# START OF LISTING

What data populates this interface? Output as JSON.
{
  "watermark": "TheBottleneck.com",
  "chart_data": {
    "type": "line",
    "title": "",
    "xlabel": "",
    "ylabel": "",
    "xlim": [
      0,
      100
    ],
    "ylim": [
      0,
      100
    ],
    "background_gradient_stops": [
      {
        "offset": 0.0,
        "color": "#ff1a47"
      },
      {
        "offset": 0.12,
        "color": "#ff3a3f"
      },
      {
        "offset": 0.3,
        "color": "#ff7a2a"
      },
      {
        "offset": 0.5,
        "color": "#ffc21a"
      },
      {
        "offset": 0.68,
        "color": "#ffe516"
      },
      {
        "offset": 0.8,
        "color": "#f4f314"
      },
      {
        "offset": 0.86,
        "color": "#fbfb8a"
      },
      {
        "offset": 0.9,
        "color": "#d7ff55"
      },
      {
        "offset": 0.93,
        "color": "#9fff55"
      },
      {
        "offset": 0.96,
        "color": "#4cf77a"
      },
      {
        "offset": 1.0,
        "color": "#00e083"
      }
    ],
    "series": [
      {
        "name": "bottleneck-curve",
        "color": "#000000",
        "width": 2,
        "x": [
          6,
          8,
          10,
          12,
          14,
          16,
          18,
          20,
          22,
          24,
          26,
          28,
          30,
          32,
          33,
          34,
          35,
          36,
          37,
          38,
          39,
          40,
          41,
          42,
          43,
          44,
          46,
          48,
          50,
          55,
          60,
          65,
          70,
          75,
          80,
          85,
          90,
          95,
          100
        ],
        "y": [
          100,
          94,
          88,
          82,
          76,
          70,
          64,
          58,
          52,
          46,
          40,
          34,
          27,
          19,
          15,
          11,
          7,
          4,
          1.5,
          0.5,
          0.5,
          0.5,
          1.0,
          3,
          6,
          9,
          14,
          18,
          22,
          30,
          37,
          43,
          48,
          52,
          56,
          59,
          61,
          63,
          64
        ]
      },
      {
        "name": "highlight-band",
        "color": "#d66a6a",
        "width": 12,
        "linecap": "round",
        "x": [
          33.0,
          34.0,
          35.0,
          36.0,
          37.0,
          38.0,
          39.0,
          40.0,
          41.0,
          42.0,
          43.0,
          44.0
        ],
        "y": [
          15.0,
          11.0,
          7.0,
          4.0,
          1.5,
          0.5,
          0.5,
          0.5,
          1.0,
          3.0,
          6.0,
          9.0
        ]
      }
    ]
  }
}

# END OF LISTING

* **GIVEN REQUEST**
Within the listing above, work out how many lines contain the string "offset", and reply with that number only.

* **COMPLETE RESPONSE**
11